**MATERIAL**
---

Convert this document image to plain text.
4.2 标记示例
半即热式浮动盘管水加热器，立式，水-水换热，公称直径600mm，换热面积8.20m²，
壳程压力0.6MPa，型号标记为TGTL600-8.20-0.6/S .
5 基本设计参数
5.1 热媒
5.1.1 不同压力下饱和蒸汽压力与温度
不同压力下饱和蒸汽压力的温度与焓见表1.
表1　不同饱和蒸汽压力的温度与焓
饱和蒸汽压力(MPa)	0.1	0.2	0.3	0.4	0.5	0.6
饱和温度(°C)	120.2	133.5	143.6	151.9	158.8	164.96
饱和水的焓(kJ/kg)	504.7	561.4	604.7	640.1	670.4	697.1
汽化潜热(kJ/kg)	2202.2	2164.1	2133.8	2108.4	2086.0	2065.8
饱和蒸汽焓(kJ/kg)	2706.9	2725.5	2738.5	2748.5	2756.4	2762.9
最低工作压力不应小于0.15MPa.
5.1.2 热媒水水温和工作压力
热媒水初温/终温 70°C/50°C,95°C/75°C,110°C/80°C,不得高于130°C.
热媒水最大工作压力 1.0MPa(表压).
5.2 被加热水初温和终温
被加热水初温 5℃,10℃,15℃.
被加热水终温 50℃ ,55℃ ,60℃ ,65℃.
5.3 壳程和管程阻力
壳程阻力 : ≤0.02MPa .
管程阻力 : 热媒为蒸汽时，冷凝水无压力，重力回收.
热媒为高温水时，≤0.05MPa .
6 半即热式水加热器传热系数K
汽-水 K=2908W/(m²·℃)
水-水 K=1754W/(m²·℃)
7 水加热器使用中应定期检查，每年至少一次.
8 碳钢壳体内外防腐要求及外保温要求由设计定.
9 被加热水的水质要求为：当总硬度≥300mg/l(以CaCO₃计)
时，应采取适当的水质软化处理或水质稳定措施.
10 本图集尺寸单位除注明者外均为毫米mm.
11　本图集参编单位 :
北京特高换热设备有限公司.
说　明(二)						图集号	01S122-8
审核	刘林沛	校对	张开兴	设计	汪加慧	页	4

---

**WORK TO BE COMPLETED**
Every entry should be output exactly as written, please.

**RIGHT ANSWER**
Convert this document image to plain text.
4.2 标记示例
半即热式浮动盘管水加热器，立式，水-水换热，公称直径600mm，换热面积8.20m²，
壳程压力0.6MPa，型号标记为TGTL600-8.20-0.6/S .
5 基本设计参数
5.1 热媒
5.1.1 不同压力下饱和蒸汽压力与温度
不同压力下饱和蒸汽压力的温度与焓见表1.
表1　不同饱和蒸汽压力的温度与焓
饱和蒸汽压力(MPa)	0.1	0.2	0.3	0.4	0.5	0.6
饱和温度(°C)	120.2	133.5	143.6	151.9	158.8	164.96
饱和水的焓(kJ/kg)	504.7	561.4	604.7	640.1	670.4	697.1
汽化潜热(kJ/kg)	2202.2	2164.1	2133.8	2108.4	2086.0	2065.8
饱和蒸汽焓(kJ/kg)	2706.9	2725.5	2738.5	2748.5	2756.4	2762.9
最低工作压力不应小于0.15MPa.
5.1.2 热媒水水温和工作压力
热媒水初温/终温 70°C/50°C,95°C/75°C,110°C/80°C,不得高于130°C.
热媒水最大工作压力 1.0MPa(表压).
5.2 被加热水初温和终温
被加热水初温 5℃,10℃,15℃.
被加热水终温 50℃ ,55℃ ,60℃ ,65℃.
5.3 壳程和管程阻力
壳程阻力 : ≤0.02MPa .
管程阻力 : 热媒为蒸汽时，冷凝水无压力，重力回收.
热媒为高温水时，≤0.05MPa .
6 半即热式水加热器传热系数K
汽-水 K=2908W/(m²·℃)
水-水 K=1754W/(m²·℃)
7 水加热器使用中应定期检查，每年至少一次.
8 碳钢壳体内外防腐要求及外保温要求由设计定.
9 被加热水的水质要求为：当总硬度≥300mg/l(以CaCO₃计)
时，应采取适当的水质软化处理或水质稳定措施.
10 本图集尺寸单位除注明者外均为毫米mm.
11　本图集参编单位 :
北京特高换热设备有限公司.
说　明(二)						图集号	01S122-8
审核	刘林沛	校对	张开兴	设计	汪加慧	页	4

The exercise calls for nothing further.